>> Start

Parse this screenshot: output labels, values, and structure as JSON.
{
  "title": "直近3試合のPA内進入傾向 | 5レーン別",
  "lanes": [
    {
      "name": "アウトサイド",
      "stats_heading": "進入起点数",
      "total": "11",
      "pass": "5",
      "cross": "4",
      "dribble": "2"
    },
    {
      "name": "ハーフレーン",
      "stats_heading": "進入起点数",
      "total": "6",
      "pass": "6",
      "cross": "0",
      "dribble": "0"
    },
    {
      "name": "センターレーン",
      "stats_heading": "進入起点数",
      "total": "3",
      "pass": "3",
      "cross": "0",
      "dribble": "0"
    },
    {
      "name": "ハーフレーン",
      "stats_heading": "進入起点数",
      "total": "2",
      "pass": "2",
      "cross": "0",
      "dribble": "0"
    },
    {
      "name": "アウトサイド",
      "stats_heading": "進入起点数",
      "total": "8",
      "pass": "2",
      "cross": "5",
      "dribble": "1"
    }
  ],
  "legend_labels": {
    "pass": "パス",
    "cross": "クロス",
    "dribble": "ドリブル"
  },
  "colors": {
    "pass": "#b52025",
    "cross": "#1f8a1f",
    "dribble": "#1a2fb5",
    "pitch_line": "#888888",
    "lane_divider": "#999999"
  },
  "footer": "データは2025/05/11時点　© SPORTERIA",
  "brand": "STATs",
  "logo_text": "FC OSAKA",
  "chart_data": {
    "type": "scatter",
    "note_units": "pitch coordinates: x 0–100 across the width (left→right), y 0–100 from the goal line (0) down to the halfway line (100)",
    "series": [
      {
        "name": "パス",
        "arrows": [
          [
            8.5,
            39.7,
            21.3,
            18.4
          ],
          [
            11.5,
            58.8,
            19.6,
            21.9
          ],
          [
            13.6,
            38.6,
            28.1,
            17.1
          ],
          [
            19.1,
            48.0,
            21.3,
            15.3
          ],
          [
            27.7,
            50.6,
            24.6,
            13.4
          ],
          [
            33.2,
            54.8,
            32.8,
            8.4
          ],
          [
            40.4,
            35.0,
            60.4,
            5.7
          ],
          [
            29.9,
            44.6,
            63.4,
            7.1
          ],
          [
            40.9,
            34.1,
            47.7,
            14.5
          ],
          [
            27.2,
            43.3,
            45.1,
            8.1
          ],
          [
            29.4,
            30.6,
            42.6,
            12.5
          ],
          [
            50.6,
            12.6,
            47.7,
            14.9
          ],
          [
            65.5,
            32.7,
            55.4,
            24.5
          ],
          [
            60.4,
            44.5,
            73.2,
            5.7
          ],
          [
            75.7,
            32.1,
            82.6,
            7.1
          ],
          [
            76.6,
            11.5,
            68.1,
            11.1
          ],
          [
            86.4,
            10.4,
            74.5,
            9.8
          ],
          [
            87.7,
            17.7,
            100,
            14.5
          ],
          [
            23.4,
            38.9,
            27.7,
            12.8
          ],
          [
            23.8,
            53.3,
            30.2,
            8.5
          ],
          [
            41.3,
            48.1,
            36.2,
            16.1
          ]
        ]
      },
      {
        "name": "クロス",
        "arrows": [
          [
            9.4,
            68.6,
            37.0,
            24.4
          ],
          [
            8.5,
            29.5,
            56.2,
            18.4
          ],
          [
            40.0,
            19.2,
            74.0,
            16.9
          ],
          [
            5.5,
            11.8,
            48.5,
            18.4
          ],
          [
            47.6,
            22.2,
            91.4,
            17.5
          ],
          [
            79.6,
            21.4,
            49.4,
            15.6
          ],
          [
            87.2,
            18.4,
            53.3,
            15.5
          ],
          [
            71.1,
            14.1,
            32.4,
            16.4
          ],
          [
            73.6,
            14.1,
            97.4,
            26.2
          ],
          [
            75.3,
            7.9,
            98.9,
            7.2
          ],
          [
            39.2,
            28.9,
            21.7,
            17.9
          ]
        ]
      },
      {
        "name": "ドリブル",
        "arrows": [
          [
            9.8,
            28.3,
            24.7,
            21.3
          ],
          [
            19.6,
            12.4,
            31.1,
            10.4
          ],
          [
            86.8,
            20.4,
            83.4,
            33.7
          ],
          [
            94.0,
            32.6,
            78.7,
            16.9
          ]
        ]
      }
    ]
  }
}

>> End

The problem — Show the data once more, exactly as it was written.

Expected answer —
Parse this screenshot: output labels, values, and structure as JSON.
{
  "title": "直近3試合のPA内進入傾向 | 5レーン別",
  "lanes": [
    {
      "name": "アウトサイド",
      "stats_heading": "進入起点数",
      "total": "11",
      "pass": "5",
      "cross": "4",
      "dribble": "2"
    },
    {
      "name": "ハーフレーン",
      "stats_heading": "進入起点数",
      "total": "6",
      "pass": "6",
      "cross": "0",
      "dribble": "0"
    },
    {
      "name": "センターレーン",
      "stats_heading": "進入起点数",
      "total": "3",
      "pass": "3",
      "cross": "0",
      "dribble": "0"
    },
    {
      "name": "ハーフレーン",
      "stats_heading": "進入起点数",
      "total": "2",
      "pass": "2",
      "cross": "0",
      "dribble": "0"
    },
    {
      "name": "アウトサイド",
      "stats_heading": "進入起点数",
      "total": "8",
      "pass": "2",
      "cross": "5",
      "dribble": "1"
    }
  ],
  "legend_labels": {
    "pass": "パス",
    "cross": "クロス",
    "dribble": "ドリブル"
  },
  "colors": {
    "pass": "#b52025",
    "cross": "#1f8a1f",
    "dribble": "#1a2fb5",
    "pitch_line": "#888888",
    "lane_divider": "#999999"
  },
  "footer": "データは2025/05/11時点　© SPORTERIA",
  "brand": "STATs",
  "logo_text": "FC OSAKA",
  "chart_data": {
    "type": "scatter",
    "note_units": "pitch coordinates: x 0–100 across the width (left→right), y 0–100 from the goal line (0) down to the halfway line (100)",
    "series": [
      {
        "name": "パス",
        "arrows": [
          [
            8.5,
            39.7,
            21.3,
            18.4
          ],
          [
            11.5,
            58.8,
            19.6,
            21.9
          ],
          [
            13.6,
            38.6,
            28.1,
            17.1
          ],
          [
            19.1,
            48.0,
            21.3,
            15.3
          ],
          [
            27.7,
            50.6,
            24.6,
            13.4
          ],
          [
            33.2,
            54.8,
            32.8,
            8.4
          ],
          [
            40.4,
            35.0,
            60.4,
            5.7
          ],
          [
            29.9,
            44.6,
            63.4,
            7.1
          ],
          [
            40.9,
            34.1,
            47.7,
            14.5
          ],
          [
            27.2,
            43.3,
            45.1,
            8.1
          ],
          [
            29.4,
            30.6,
            42.6,
            12.5
          ],
          [
            50.6,
            12.6,
            47.7,
            14.9
          ],
          [
            65.5,
            32.7,
            55.4,
            24.5
          ],
          [
            60.4,
            44.5,
            73.2,
            5.7
          ],
          [
            75.7,
            32.1,
            82.6,
            7.1
          ],
          [
            76.6,
            11.5,
            68.1,
            11.1
          ],
          [
            86.4,
            10.4,
            74.5,
            9.8
          ],
          [
            87.7,
            17.7,
            100,
            14.5
          ],
          [
            23.4,
            38.9,
            27.7,
            12.8
          ],
          [
            23.8,
            53.3,
            30.2,
            8.5
          ],
          [
            41.3,
            48.1,
            36.2,
            16.1
          ]
        ]
      },
      {
        "name": "クロス",
        "arrows": [
          [
            9.4,
            68.6,
            37.0,
            24.4
          ],
          [
            8.5,
            29.5,
            56.2,
            18.4
          ],
          [
            40.0,
            19.2,
            74.0,
            16.9
          ],
          [
            5.5,
            11.8,
            48.5,
            18.4
          ],
          [
            47.6,
            22.2,
            91.4,
            17.5
          ],
          [
            79.6,
            21.4,
            49.4,
            15.6
          ],
          [
            87.2,
            18.4,
            53.3,
            15.5
          ],
          [
            71.1,
            14.1,
            32.4,
            16.4
          ],
          [
            73.6,
            14.1,
            97.4,
            26.2
          ],
          [
            75.3,
            7.9,
            98.9,
            7.2
          ],
          [
            39.2,
            28.9,
            21.7,
            17.9
          ]
        ]
      },
      {
        "name": "ドリブル",
        "arrows": [
          [
            9.8,
            28.3,
            24.7,
            21.3
          ],
          [
            19.6,
            12.4,
            31.1,
            10.4
          ],
          [
            86.8,
            20.4,
            83.4,
            33.7
          ],
          [
            94.0,
            32.6,
            78.7,
            16.9
          ]
        ]
      }
    ]
  }
}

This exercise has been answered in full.